┌──
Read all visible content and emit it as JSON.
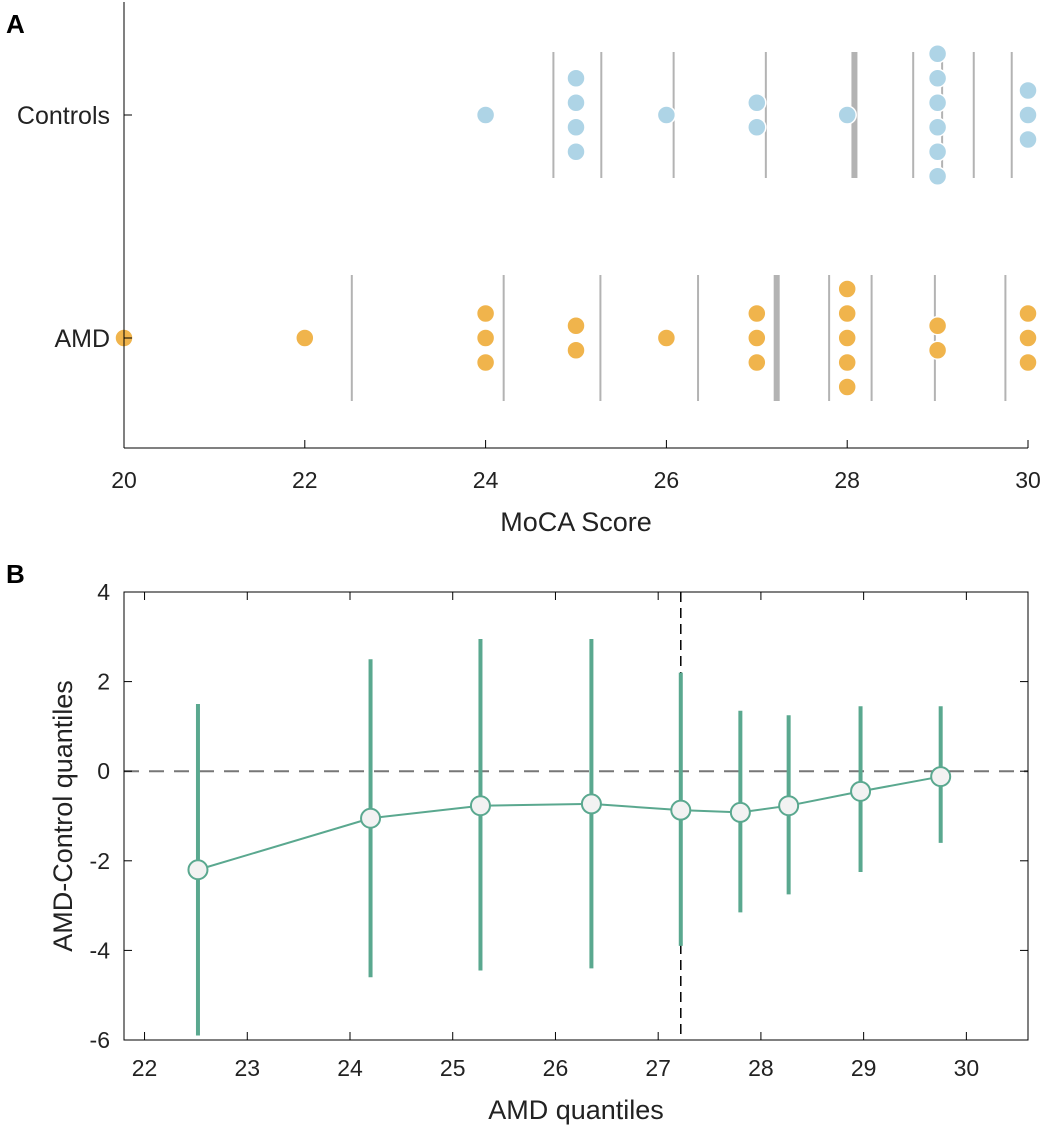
{
  "chart_data": [
    {
      "panel": "A",
      "type": "scatter",
      "xlabel": "MoCA Score",
      "xlim": [
        20,
        30
      ],
      "xticks": [
        20,
        22,
        24,
        26,
        28,
        30
      ],
      "categories": [
        "Controls",
        "AMD"
      ],
      "colors": {
        "Controls": "#aed4e6",
        "AMD": "#f0b44c",
        "quantile_line": "#b3b3b3"
      },
      "series": [
        {
          "name": "Controls",
          "values": [
            24,
            25,
            25,
            25,
            25,
            26,
            27,
            27,
            28,
            29,
            29,
            29,
            29,
            29,
            29,
            30,
            30,
            30
          ]
        },
        {
          "name": "AMD",
          "values": [
            20,
            22,
            24,
            24,
            24,
            25,
            25,
            26,
            27,
            27,
            27,
            28,
            28,
            28,
            28,
            28,
            29,
            29,
            30,
            30,
            30
          ]
        }
      ],
      "deciles": {
        "Controls": [
          24.75,
          25.28,
          26.08,
          27.1,
          28.08,
          28.73,
          29.05,
          29.4,
          29.82
        ],
        "AMD": [
          22.52,
          24.2,
          25.27,
          26.35,
          27.22,
          27.8,
          28.27,
          28.97,
          29.75
        ]
      },
      "median_index": 4
    },
    {
      "panel": "B",
      "type": "line",
      "xlabel": "AMD quantiles",
      "ylabel": "AMD-Control quantiles",
      "xlim": [
        21.8,
        30.6
      ],
      "ylim": [
        -6,
        4
      ],
      "xticks": [
        22,
        23,
        24,
        25,
        26,
        27,
        28,
        29,
        30
      ],
      "yticks": [
        -6,
        -4,
        -2,
        0,
        2,
        4
      ],
      "color": "#5aa88f",
      "x": [
        22.52,
        24.2,
        25.27,
        26.35,
        27.22,
        27.8,
        28.27,
        28.97,
        29.75
      ],
      "y": [
        -2.2,
        -1.05,
        -0.77,
        -0.73,
        -0.87,
        -0.92,
        -0.77,
        -0.45,
        -0.12
      ],
      "ci_low": [
        -5.9,
        -4.6,
        -4.45,
        -4.4,
        -3.9,
        -3.15,
        -2.75,
        -2.25,
        -1.6
      ],
      "ci_high": [
        1.5,
        2.5,
        2.95,
        2.95,
        2.2,
        1.35,
        1.25,
        1.45,
        1.45
      ],
      "median_x": 27.22,
      "reference_y": 0
    }
  ]
}
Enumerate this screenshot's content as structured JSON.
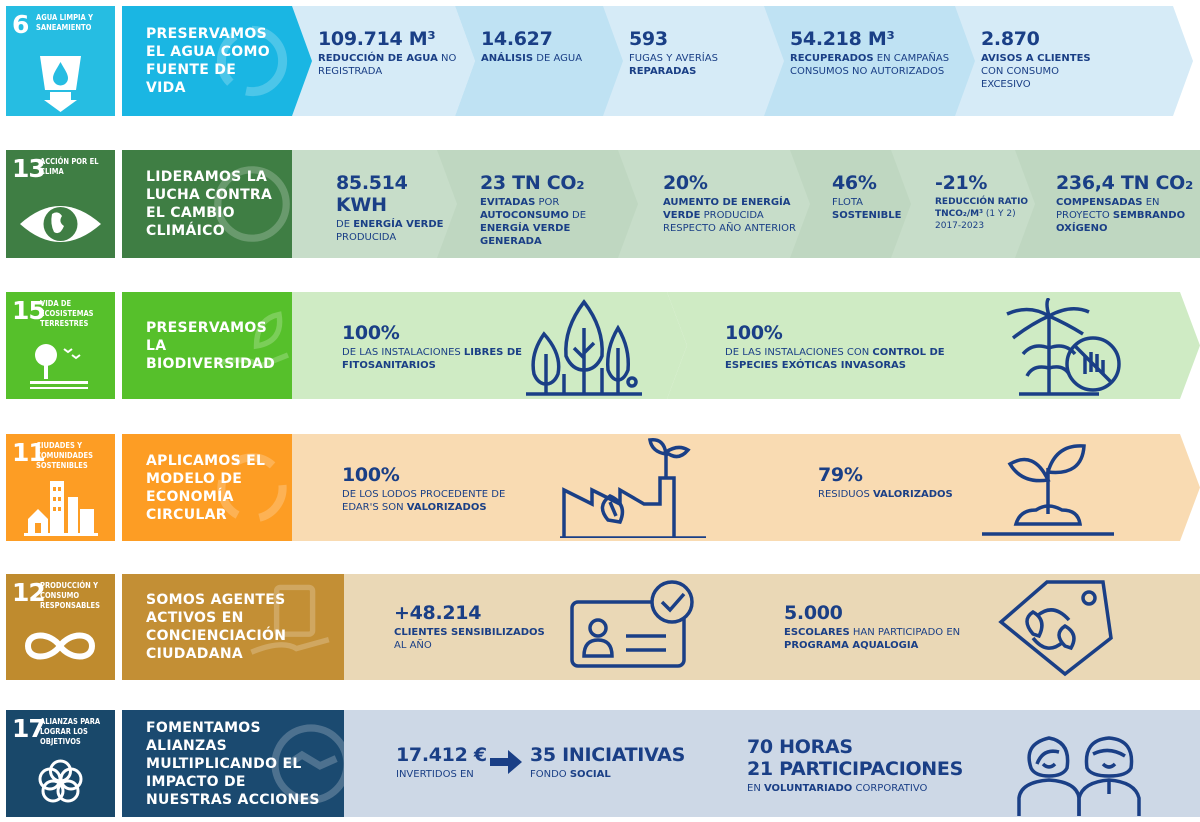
{
  "rows": [
    {
      "sdg": {
        "num": "6",
        "label": "AGUA LIMPIA Y SANEAMIENTO",
        "color": "#26bde2",
        "icon": "water-glass-icon"
      },
      "heading": {
        "text": "PRESERVAMOS EL AGUA COMO FUENTE DE VIDA",
        "color": "#1ab6e3"
      },
      "cells": [
        {
          "big": "109.714 m³",
          "pre": "",
          "bold": "REDUCCIÓN DE AGUA",
          "post": " NO REGISTRADA"
        },
        {
          "big": "14.627",
          "pre": "",
          "bold": "ANÁLISIS",
          "post": " DE AGUA"
        },
        {
          "big": "593",
          "pre": "FUGAS Y AVERÍAS ",
          "bold": "REPARADAS",
          "post": ""
        },
        {
          "big": "54.218 m³",
          "pre": "",
          "bold": "RECUPERADOS",
          "post": " EN CAMPAÑAS CONSUMOS NO AUTORIZADOS"
        },
        {
          "big": "2.870",
          "pre": "",
          "bold": "AVISOS A CLIENTES",
          "post": " CON CONSUMO EXCESIVO"
        }
      ]
    },
    {
      "sdg": {
        "num": "13",
        "label": "ACCIÓN POR EL CLIMA",
        "color": "#3f7e44",
        "icon": "eye-globe-icon"
      },
      "heading": {
        "text": "LIDERAMOS LA LUCHA CONTRA EL CAMBIO CLIMÁICO",
        "color": "#3f7e44"
      },
      "cells": [
        {
          "big": "85.514 KWh",
          "pre": "DE ",
          "bold": "ENERGÍA VERDE",
          "post": " PRODUCIDA"
        },
        {
          "big": "23 tn CO₂",
          "pre": "",
          "bold": "EVITADAS",
          "post": " POR ",
          "bold2": "AUTOCONSUMO",
          "post2": " DE ",
          "bold3": "ENERGÍA VERDE GENERADA"
        },
        {
          "big": "20%",
          "pre": "",
          "bold": "AUMENTO DE ENERGÍA VERDE",
          "post": " PRODUCIDA RESPECTO AÑO ANTERIOR"
        },
        {
          "big": "46%",
          "pre": "FLOTA ",
          "bold": "SOSTENIBLE",
          "post": ""
        },
        {
          "big": "-21%",
          "pre": "",
          "bold": "REDUCCIÓN RATIO tnCO₂/m³",
          "post": " (1 Y 2) 2017-2023"
        },
        {
          "big": "236,4 tn CO₂",
          "pre": "",
          "bold": "COMPENSADAS",
          "post": " EN PROYECTO ",
          "bold2": "SEMBRANDO OXÍGENO"
        }
      ]
    },
    {
      "sdg": {
        "num": "15",
        "label": "VIDA DE ECOSISTEMAS TERRESTRES",
        "color": "#56c02b",
        "icon": "tree-birds-icon"
      },
      "heading": {
        "text": "PRESERVAMOS LA BIODIVERSIDAD",
        "color": "#56c02b"
      },
      "cells": [
        {
          "big": "100%",
          "pre": "DE LAS INSTALACIONES ",
          "bold": "LIBRES DE FITOSANITARIOS",
          "post": "",
          "icon": "trees-icon"
        },
        {
          "big": "100%",
          "pre": "DE LAS INSTALACIONES CON ",
          "bold": "CONTROL DE ESPECIES EXÓTICAS INVASORAS",
          "post": "",
          "icon": "palm-stop-icon"
        }
      ]
    },
    {
      "sdg": {
        "num": "11",
        "label": "CIUDADES Y COMUNIDADES SOSTENIBLES",
        "color": "#fd9d24",
        "icon": "city-icon"
      },
      "heading": {
        "text": "APLICAMOS EL MODELO DE ECONOMÍA CIRCULAR",
        "color": "#fd9d24"
      },
      "cells": [
        {
          "big": "100%",
          "pre": "DE LOS LODOS PROCEDENTE DE EDAR'S SON ",
          "bold": "VALORIZADOS",
          "post": "",
          "icon": "factory-leaf-icon"
        },
        {
          "big": "79%",
          "pre": "RESIDUOS ",
          "bold": "VALORIZADOS",
          "post": "",
          "icon": "sprout-icon"
        }
      ]
    },
    {
      "sdg": {
        "num": "12",
        "label": "PRODUCCIÓN Y CONSUMO RESPONSABLES",
        "color": "#bf8b2e",
        "icon": "infinity-icon"
      },
      "heading": {
        "text": "SOMOS AGENTES ACTIVOS EN CONCIENCIACIÓN CIUDADANA",
        "color": "#c38f35"
      },
      "cells": [
        {
          "big": "+48.214",
          "pre": "",
          "bold": "CLIENTES SENSIBILIZADOS",
          "post": " AL AÑO",
          "icon": "id-card-check-icon"
        },
        {
          "big": "5.000",
          "pre": "",
          "bold": "ESCOLARES",
          "post": " HAN PARTICIPADO EN ",
          "bold2": "PROGRAMA AQUALOGIA",
          "icon": "eco-tag-icon"
        }
      ]
    },
    {
      "sdg": {
        "num": "17",
        "label": "ALIANZAS PARA LOGRAR LOS OBJETIVOS",
        "color": "#19486a",
        "icon": "flower-rings-icon"
      },
      "heading": {
        "text": "FOMENTAMOS ALIANZAS MULTIPLICANDO EL IMPACTO DE NUESTRAS ACCIONES",
        "color": "#1b4a70"
      },
      "cells": [
        {
          "big": "17.412 €",
          "pre": "INVERTIDOS EN",
          "bold": "",
          "post": "",
          "big2": "35 INICIATIVAS",
          "pre2": "FONDO ",
          "bold2": "SOCIAL"
        },
        {
          "big": "70 HORAS",
          "big2": "21 PARTICIPACIONES",
          "pre": "EN ",
          "bold": "VOLUNTARIADO",
          "post": " CORPORATIVO",
          "icon": "volunteers-icon"
        }
      ]
    }
  ]
}
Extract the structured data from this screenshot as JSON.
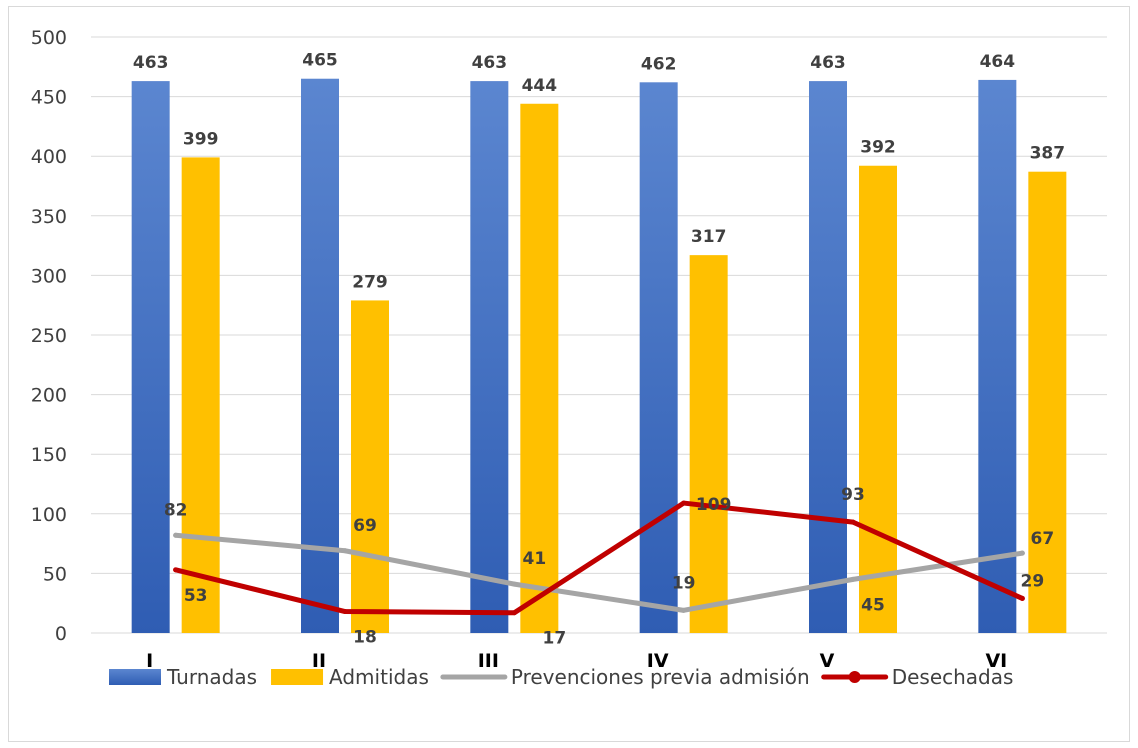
{
  "chart_data": {
    "type": "bar",
    "categories": [
      "I",
      "II",
      "III",
      "IV",
      "V",
      "VI"
    ],
    "ylim": [
      0,
      500
    ],
    "yticks": [
      0,
      50,
      100,
      150,
      200,
      250,
      300,
      350,
      400,
      450,
      500
    ],
    "grid": true,
    "legend_position": "bottom",
    "series": [
      {
        "name": "Turnadas",
        "kind": "bar",
        "color": "#4472C4",
        "values": [
          463,
          465,
          463,
          462,
          463,
          464
        ]
      },
      {
        "name": "Admitidas",
        "kind": "bar",
        "color": "#FFC000",
        "values": [
          399,
          279,
          444,
          317,
          392,
          387
        ]
      },
      {
        "name": "Prevenciones previa admisión",
        "kind": "line",
        "color": "#A5A5A5",
        "values": [
          82,
          69,
          41,
          19,
          45,
          67
        ]
      },
      {
        "name": "Desechadas",
        "kind": "line",
        "color": "#C00000",
        "values": [
          53,
          18,
          17,
          109,
          93,
          29
        ]
      }
    ]
  }
}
└──
> Exercise task
Count how many lines above carry the word "xlabel". Only the number is required.

> Reply
2